* _Your instructions_: Skip any picture you find and retype all the remaining lines exactly.

* _Items from a data source_:
══════════════════════════════
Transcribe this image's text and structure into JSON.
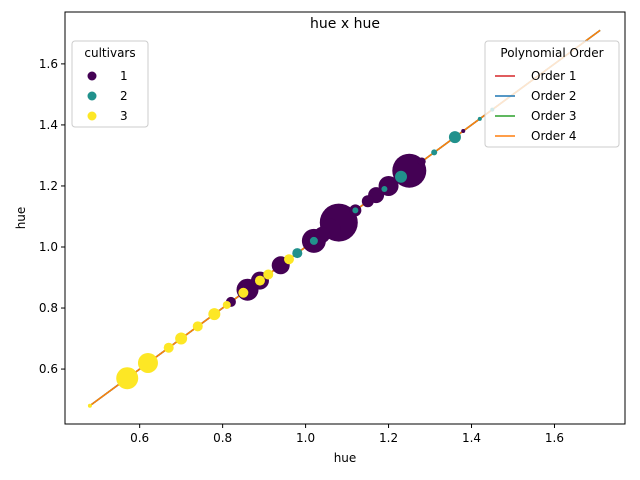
{
  "chart_data": {
    "type": "scatter",
    "title": "hue x hue",
    "xlabel": "hue",
    "ylabel": "hue",
    "xlim": [
      0.42,
      1.77
    ],
    "ylim": [
      0.42,
      1.77
    ],
    "xticks": [
      "0.6",
      "0.8",
      "1.0",
      "1.2",
      "1.4",
      "1.6"
    ],
    "yticks": [
      "0.6",
      "0.8",
      "1.0",
      "1.2",
      "1.4",
      "1.6"
    ],
    "xtick_values": [
      0.6,
      0.8,
      1.0,
      1.2,
      1.4,
      1.6
    ],
    "ytick_values": [
      0.6,
      0.8,
      1.0,
      1.2,
      1.4,
      1.6
    ],
    "grid": false,
    "legends": [
      {
        "title": "cultivars",
        "placement": "top-left",
        "entries": [
          {
            "label": "1",
            "color": "#440154"
          },
          {
            "label": "2",
            "color": "#21918c"
          },
          {
            "label": "3",
            "color": "#fde725"
          }
        ]
      },
      {
        "title": "Polynomial Order",
        "placement": "top-right",
        "entries": [
          {
            "label": "Order 1",
            "color": "#d62728"
          },
          {
            "label": "Order 2",
            "color": "#1f77b4"
          },
          {
            "label": "Order 3",
            "color": "#2ca02c"
          },
          {
            "label": "Order 4",
            "color": "#ff7f0e"
          }
        ]
      }
    ],
    "series": [
      {
        "name": "1",
        "color": "#440154",
        "points": [
          {
            "x": 0.82,
            "y": 0.82,
            "size": 5
          },
          {
            "x": 0.86,
            "y": 0.86,
            "size": 11
          },
          {
            "x": 0.89,
            "y": 0.89,
            "size": 9
          },
          {
            "x": 0.94,
            "y": 0.94,
            "size": 9
          },
          {
            "x": 1.02,
            "y": 1.02,
            "size": 12
          },
          {
            "x": 1.04,
            "y": 1.04,
            "size": 8
          },
          {
            "x": 1.06,
            "y": 1.06,
            "size": 10
          },
          {
            "x": 1.08,
            "y": 1.08,
            "size": 19
          },
          {
            "x": 1.12,
            "y": 1.12,
            "size": 6
          },
          {
            "x": 1.15,
            "y": 1.15,
            "size": 6
          },
          {
            "x": 1.17,
            "y": 1.17,
            "size": 8
          },
          {
            "x": 1.2,
            "y": 1.2,
            "size": 10
          },
          {
            "x": 1.25,
            "y": 1.25,
            "size": 17
          },
          {
            "x": 1.28,
            "y": 1.28,
            "size": 4
          },
          {
            "x": 1.38,
            "y": 1.38,
            "size": 2
          }
        ]
      },
      {
        "name": "2",
        "color": "#21918c",
        "points": [
          {
            "x": 0.98,
            "y": 0.98,
            "size": 5
          },
          {
            "x": 1.02,
            "y": 1.02,
            "size": 4
          },
          {
            "x": 1.12,
            "y": 1.12,
            "size": 3
          },
          {
            "x": 1.19,
            "y": 1.19,
            "size": 3
          },
          {
            "x": 1.23,
            "y": 1.23,
            "size": 6
          },
          {
            "x": 1.31,
            "y": 1.31,
            "size": 3
          },
          {
            "x": 1.36,
            "y": 1.36,
            "size": 6
          },
          {
            "x": 1.42,
            "y": 1.42,
            "size": 2
          },
          {
            "x": 1.45,
            "y": 1.45,
            "size": 2
          }
        ]
      },
      {
        "name": "3",
        "color": "#fde725",
        "points": [
          {
            "x": 0.48,
            "y": 0.48,
            "size": 2
          },
          {
            "x": 0.57,
            "y": 0.57,
            "size": 11
          },
          {
            "x": 0.62,
            "y": 0.62,
            "size": 10
          },
          {
            "x": 0.67,
            "y": 0.67,
            "size": 5
          },
          {
            "x": 0.7,
            "y": 0.7,
            "size": 6
          },
          {
            "x": 0.74,
            "y": 0.74,
            "size": 5
          },
          {
            "x": 0.78,
            "y": 0.78,
            "size": 6
          },
          {
            "x": 0.81,
            "y": 0.81,
            "size": 4
          },
          {
            "x": 0.85,
            "y": 0.85,
            "size": 5
          },
          {
            "x": 0.89,
            "y": 0.89,
            "size": 5
          },
          {
            "x": 0.91,
            "y": 0.91,
            "size": 5
          },
          {
            "x": 0.96,
            "y": 0.96,
            "size": 5
          }
        ]
      }
    ],
    "fit_lines": [
      {
        "name": "Order 1",
        "color": "#d62728",
        "x": [
          0.48,
          1.71
        ],
        "y": [
          0.48,
          1.71
        ]
      },
      {
        "name": "Order 2",
        "color": "#1f77b4",
        "x": [
          0.48,
          1.71
        ],
        "y": [
          0.48,
          1.71
        ]
      },
      {
        "name": "Order 3",
        "color": "#2ca02c",
        "x": [
          0.48,
          1.71
        ],
        "y": [
          0.48,
          1.71
        ]
      },
      {
        "name": "Order 4",
        "color": "#ff7f0e",
        "x": [
          0.48,
          1.71
        ],
        "y": [
          0.48,
          1.71
        ]
      }
    ]
  }
}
══════════════════════════════
* _Written response_:
Transcribe this image's text and structure into JSON.
{
  "chart_data": {
    "type": "scatter",
    "title": "hue x hue",
    "xlabel": "hue",
    "ylabel": "hue",
    "xlim": [
      0.42,
      1.77
    ],
    "ylim": [
      0.42,
      1.77
    ],
    "xticks": [
      "0.6",
      "0.8",
      "1.0",
      "1.2",
      "1.4",
      "1.6"
    ],
    "yticks": [
      "0.6",
      "0.8",
      "1.0",
      "1.2",
      "1.4",
      "1.6"
    ],
    "xtick_values": [
      0.6,
      0.8,
      1.0,
      1.2,
      1.4,
      1.6
    ],
    "ytick_values": [
      0.6,
      0.8,
      1.0,
      1.2,
      1.4,
      1.6
    ],
    "grid": false,
    "legends": [
      {
        "title": "cultivars",
        "placement": "top-left",
        "entries": [
          {
            "label": "1",
            "color": "#440154"
          },
          {
            "label": "2",
            "color": "#21918c"
          },
          {
            "label": "3",
            "color": "#fde725"
          }
        ]
      },
      {
        "title": "Polynomial Order",
        "placement": "top-right",
        "entries": [
          {
            "label": "Order 1",
            "color": "#d62728"
          },
          {
            "label": "Order 2",
            "color": "#1f77b4"
          },
          {
            "label": "Order 3",
            "color": "#2ca02c"
          },
          {
            "label": "Order 4",
            "color": "#ff7f0e"
          }
        ]
      }
    ],
    "series": [
      {
        "name": "1",
        "color": "#440154",
        "points": [
          {
            "x": 0.82,
            "y": 0.82,
            "size": 5
          },
          {
            "x": 0.86,
            "y": 0.86,
            "size": 11
          },
          {
            "x": 0.89,
            "y": 0.89,
            "size": 9
          },
          {
            "x": 0.94,
            "y": 0.94,
            "size": 9
          },
          {
            "x": 1.02,
            "y": 1.02,
            "size": 12
          },
          {
            "x": 1.04,
            "y": 1.04,
            "size": 8
          },
          {
            "x": 1.06,
            "y": 1.06,
            "size": 10
          },
          {
            "x": 1.08,
            "y": 1.08,
            "size": 19
          },
          {
            "x": 1.12,
            "y": 1.12,
            "size": 6
          },
          {
            "x": 1.15,
            "y": 1.15,
            "size": 6
          },
          {
            "x": 1.17,
            "y": 1.17,
            "size": 8
          },
          {
            "x": 1.2,
            "y": 1.2,
            "size": 10
          },
          {
            "x": 1.25,
            "y": 1.25,
            "size": 17
          },
          {
            "x": 1.28,
            "y": 1.28,
            "size": 4
          },
          {
            "x": 1.38,
            "y": 1.38,
            "size": 2
          }
        ]
      },
      {
        "name": "2",
        "color": "#21918c",
        "points": [
          {
            "x": 0.98,
            "y": 0.98,
            "size": 5
          },
          {
            "x": 1.02,
            "y": 1.02,
            "size": 4
          },
          {
            "x": 1.12,
            "y": 1.12,
            "size": 3
          },
          {
            "x": 1.19,
            "y": 1.19,
            "size": 3
          },
          {
            "x": 1.23,
            "y": 1.23,
            "size": 6
          },
          {
            "x": 1.31,
            "y": 1.31,
            "size": 3
          },
          {
            "x": 1.36,
            "y": 1.36,
            "size": 6
          },
          {
            "x": 1.42,
            "y": 1.42,
            "size": 2
          },
          {
            "x": 1.45,
            "y": 1.45,
            "size": 2
          }
        ]
      },
      {
        "name": "3",
        "color": "#fde725",
        "points": [
          {
            "x": 0.48,
            "y": 0.48,
            "size": 2
          },
          {
            "x": 0.57,
            "y": 0.57,
            "size": 11
          },
          {
            "x": 0.62,
            "y": 0.62,
            "size": 10
          },
          {
            "x": 0.67,
            "y": 0.67,
            "size": 5
          },
          {
            "x": 0.7,
            "y": 0.7,
            "size": 6
          },
          {
            "x": 0.74,
            "y": 0.74,
            "size": 5
          },
          {
            "x": 0.78,
            "y": 0.78,
            "size": 6
          },
          {
            "x": 0.81,
            "y": 0.81,
            "size": 4
          },
          {
            "x": 0.85,
            "y": 0.85,
            "size": 5
          },
          {
            "x": 0.89,
            "y": 0.89,
            "size": 5
          },
          {
            "x": 0.91,
            "y": 0.91,
            "size": 5
          },
          {
            "x": 0.96,
            "y": 0.96,
            "size": 5
          }
        ]
      }
    ],
    "fit_lines": [
      {
        "name": "Order 1",
        "color": "#d62728",
        "x": [
          0.48,
          1.71
        ],
        "y": [
          0.48,
          1.71
        ]
      },
      {
        "name": "Order 2",
        "color": "#1f77b4",
        "x": [
          0.48,
          1.71
        ],
        "y": [
          0.48,
          1.71
        ]
      },
      {
        "name": "Order 3",
        "color": "#2ca02c",
        "x": [
          0.48,
          1.71
        ],
        "y": [
          0.48,
          1.71
        ]
      },
      {
        "name": "Order 4",
        "color": "#ff7f0e",
        "x": [
          0.48,
          1.71
        ],
        "y": [
          0.48,
          1.71
        ]
      }
    ]
  }
}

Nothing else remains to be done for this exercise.